## Stated goal 1
Name every food that the account of the sunrise hike to Ram's Head lists as part of the early breakfast.
## Stated goal 2
Carry the account of the sunrise hike to Ram's Head forward from its final sentence.

## Text shown
12 January 2012
From Caitlin and Cassidy:
Today started off in the dark…the DARK dark. We all woke up at 3:30am and John ( a wonderful volunteer here at VIERS) had gotten up at 3:00am (2:00am est) and made us all a “kick-ass” breakfast. We had cereal, bagels, yogurt, and ham and cheese English muffins. As you can tell, we have been treated very well down here. Then, at 4am, we sleepily shuffled into the cars and headed out of camp. We drove up to Salt Pond (about a five minute drive from VIERS) and parked. Then, in total silence, we hiked 2 miles to the top of Ram’s Head, guided only by moonlight. Ram’s Head ends with a cliff face that drops sharply off and into the ocean below. There we each sat, at 4:45 in the morning, and listened to the waves crashing and the wind blowing and, in the case of some, our iPods. We sat in silence and enjoyed nature’s beauty (and a short nap). The moon was beautiful and the stars were shining brightly. We could see for miles and miles on end. At about 6:30 the sun rise began. It started off with a gorgeous shade of pink. It the transformed into a rich orange intermixed with pink and blue. As the sun started to break the horizon, the whole landscape was bathed in rich,warm light and we could actually see the sun moving higher into the sky. The entire experience was one filled with beauty and silent awe…and, as can be seen by the picture below, the view wasn’t bad either.

## Record list
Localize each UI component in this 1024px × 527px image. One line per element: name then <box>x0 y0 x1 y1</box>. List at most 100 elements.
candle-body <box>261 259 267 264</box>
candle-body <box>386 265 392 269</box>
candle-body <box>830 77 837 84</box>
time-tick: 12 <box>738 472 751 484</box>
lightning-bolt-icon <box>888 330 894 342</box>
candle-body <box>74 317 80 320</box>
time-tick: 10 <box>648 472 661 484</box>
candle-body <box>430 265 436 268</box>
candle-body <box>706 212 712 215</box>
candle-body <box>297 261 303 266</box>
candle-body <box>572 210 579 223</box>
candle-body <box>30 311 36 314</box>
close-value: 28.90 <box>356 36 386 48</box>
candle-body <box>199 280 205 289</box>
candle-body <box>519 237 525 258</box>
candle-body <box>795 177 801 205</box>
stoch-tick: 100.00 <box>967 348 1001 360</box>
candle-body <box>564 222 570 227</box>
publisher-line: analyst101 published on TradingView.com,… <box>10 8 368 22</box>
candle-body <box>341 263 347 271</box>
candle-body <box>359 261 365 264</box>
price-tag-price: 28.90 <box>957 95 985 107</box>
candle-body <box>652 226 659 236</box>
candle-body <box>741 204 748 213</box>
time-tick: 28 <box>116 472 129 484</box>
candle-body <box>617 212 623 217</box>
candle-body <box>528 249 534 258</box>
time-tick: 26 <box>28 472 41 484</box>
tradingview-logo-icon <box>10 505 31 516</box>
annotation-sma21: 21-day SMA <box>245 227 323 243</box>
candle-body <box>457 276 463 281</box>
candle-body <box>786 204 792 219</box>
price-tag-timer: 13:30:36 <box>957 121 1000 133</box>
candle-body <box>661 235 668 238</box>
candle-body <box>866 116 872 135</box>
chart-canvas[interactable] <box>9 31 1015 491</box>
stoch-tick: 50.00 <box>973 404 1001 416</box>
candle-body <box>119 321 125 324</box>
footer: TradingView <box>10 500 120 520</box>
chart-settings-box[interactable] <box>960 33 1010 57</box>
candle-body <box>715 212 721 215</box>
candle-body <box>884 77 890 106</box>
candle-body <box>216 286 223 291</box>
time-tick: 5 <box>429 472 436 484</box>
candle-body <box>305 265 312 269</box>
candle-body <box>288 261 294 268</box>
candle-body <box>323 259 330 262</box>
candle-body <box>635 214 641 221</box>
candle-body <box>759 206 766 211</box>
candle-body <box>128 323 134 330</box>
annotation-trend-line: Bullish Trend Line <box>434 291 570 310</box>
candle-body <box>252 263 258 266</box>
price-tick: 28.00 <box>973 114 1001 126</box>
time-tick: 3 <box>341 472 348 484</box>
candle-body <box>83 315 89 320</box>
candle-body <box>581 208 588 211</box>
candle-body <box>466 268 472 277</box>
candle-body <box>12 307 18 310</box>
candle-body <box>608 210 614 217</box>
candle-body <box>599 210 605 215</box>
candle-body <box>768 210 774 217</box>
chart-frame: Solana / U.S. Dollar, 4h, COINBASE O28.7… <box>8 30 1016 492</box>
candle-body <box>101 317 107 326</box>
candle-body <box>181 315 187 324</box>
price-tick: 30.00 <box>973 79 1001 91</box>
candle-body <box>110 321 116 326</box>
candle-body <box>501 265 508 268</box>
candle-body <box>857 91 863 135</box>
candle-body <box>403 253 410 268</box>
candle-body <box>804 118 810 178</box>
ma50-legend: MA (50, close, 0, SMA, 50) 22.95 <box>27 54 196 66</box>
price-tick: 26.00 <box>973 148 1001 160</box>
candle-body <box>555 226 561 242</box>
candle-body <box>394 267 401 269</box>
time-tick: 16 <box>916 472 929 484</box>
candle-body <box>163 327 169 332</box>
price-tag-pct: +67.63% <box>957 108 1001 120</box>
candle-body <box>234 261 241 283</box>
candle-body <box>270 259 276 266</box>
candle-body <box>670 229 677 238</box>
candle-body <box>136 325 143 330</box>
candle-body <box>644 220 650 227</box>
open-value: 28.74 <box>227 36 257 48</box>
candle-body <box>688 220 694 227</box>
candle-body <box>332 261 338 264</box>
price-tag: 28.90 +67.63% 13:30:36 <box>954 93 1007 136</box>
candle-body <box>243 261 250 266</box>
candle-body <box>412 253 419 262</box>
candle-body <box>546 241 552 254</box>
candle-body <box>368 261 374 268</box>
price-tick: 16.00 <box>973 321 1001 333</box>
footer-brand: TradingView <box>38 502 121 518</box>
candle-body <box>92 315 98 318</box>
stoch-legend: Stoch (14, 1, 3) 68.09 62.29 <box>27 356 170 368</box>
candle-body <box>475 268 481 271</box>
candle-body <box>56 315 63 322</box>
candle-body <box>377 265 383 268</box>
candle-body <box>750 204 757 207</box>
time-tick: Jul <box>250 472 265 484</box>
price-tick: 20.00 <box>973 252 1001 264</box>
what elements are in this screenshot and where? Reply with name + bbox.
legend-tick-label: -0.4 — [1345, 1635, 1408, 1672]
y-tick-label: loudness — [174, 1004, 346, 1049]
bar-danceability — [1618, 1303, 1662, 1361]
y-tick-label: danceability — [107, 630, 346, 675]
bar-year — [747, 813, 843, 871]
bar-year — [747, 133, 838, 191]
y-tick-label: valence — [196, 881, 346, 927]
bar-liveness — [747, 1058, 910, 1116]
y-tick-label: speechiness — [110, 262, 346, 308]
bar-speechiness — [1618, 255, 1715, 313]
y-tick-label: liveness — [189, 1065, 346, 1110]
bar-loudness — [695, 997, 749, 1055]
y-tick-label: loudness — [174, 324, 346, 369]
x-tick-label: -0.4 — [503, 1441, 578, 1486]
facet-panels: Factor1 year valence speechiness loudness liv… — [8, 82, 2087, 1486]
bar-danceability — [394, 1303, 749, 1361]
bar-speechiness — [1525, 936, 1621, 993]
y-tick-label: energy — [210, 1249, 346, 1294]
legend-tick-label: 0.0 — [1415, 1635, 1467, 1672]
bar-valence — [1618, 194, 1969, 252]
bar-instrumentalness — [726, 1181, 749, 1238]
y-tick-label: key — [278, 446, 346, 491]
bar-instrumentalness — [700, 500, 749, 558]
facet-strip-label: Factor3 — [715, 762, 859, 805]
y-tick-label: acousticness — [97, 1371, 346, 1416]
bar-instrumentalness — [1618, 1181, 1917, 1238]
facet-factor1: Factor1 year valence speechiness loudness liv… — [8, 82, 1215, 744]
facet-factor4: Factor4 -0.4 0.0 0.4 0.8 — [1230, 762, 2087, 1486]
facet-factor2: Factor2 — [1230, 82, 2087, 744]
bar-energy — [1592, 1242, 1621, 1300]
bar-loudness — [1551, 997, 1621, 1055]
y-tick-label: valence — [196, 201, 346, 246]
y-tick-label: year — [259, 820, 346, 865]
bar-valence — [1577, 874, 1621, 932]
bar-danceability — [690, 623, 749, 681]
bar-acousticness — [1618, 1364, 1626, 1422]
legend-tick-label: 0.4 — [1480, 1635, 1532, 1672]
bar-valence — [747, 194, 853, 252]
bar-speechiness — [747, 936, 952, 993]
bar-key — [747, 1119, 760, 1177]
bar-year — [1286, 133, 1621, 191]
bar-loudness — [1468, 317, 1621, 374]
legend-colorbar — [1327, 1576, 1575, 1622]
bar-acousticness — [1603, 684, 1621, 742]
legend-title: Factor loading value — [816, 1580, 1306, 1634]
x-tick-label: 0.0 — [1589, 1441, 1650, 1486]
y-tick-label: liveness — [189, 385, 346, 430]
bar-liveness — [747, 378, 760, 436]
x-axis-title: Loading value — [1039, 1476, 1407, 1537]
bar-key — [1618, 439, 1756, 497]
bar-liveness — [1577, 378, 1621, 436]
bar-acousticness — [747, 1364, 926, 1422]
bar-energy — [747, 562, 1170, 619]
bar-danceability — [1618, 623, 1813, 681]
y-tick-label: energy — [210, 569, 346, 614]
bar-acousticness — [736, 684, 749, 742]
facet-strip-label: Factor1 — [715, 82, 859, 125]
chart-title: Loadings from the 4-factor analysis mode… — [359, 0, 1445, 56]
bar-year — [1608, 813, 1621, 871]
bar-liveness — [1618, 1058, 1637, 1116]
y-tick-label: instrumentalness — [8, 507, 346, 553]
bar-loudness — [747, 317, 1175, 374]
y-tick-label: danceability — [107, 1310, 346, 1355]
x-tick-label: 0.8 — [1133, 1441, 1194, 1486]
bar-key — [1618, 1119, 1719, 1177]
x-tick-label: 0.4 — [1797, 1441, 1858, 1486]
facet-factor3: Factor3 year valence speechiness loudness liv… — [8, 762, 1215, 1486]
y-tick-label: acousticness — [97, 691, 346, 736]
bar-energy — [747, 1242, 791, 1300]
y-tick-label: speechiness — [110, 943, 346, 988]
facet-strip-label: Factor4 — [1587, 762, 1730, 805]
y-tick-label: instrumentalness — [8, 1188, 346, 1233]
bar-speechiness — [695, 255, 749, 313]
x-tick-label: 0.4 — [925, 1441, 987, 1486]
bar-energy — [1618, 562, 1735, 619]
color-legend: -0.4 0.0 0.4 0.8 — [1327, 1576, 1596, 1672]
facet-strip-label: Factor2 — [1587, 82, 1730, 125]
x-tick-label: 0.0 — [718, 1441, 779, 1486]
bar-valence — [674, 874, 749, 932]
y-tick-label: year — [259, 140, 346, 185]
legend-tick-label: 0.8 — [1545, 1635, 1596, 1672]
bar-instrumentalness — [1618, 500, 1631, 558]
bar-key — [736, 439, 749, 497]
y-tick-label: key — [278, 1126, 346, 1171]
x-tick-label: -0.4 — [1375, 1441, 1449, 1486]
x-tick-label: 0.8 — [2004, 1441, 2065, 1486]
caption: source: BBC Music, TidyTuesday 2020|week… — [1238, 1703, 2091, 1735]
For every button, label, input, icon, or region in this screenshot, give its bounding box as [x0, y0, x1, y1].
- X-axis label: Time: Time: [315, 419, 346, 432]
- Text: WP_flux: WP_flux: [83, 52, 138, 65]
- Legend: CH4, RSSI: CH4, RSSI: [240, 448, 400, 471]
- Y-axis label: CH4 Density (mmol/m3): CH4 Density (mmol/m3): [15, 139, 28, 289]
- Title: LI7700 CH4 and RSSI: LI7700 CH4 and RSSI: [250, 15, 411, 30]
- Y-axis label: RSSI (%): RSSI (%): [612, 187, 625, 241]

## Exercise output 1
Cereal, bagels, yogurt, and ham and cheese English muffins.

## Exercise output 2
After the mystifying experience on top of Ram’s Head, we hiked over to Drunk Bay, a tourist favorite. Drunk Bay is a rock beach full of coral rubble and smooth stones. The water is very choppy, however, so it isn’t really a place to snorkel, but it IS a place where you can let your artistic juices flow. The beach is covered in figures made from coral rubble that others before us had left behind…potentially while intoxicated, from the look of some of the statues. We left our own touches on the beach and then went and looked at the location where HOLLINS had been written with coral last year…and, to our amazement and surprise, it was still there! After visiting “HOLLINS”, we went back to building our figures. Caleb built a huge tower, which he builds every year, Caitlin constructed a horse our of coral, and Morgan built a dinosaur skeleton. For anyone who knows Morgan, you know that it was anatomically correct. Jessie used pieces of coconut shell and a large limb to make it look like she was walking over shark infested waters. We then constructed a new “HOLLINS” to show how much fun we had setting aside are scientific side, except for Morgan, and letting our artistic side shine a little bit.
After our fun on Drunk Bay, we piled back into the cars and drove over to a little place called Donkey Diner, which has won multiple awards for having the best breakfast food on any of the U.S. Virgin Islands. We now understand why. The food we ate at the Donkey Diner was superb (most of us ordered chocolate chip pancakes…) and we left the little restaurant feeling like we were going to implode from the amount of food we consumed.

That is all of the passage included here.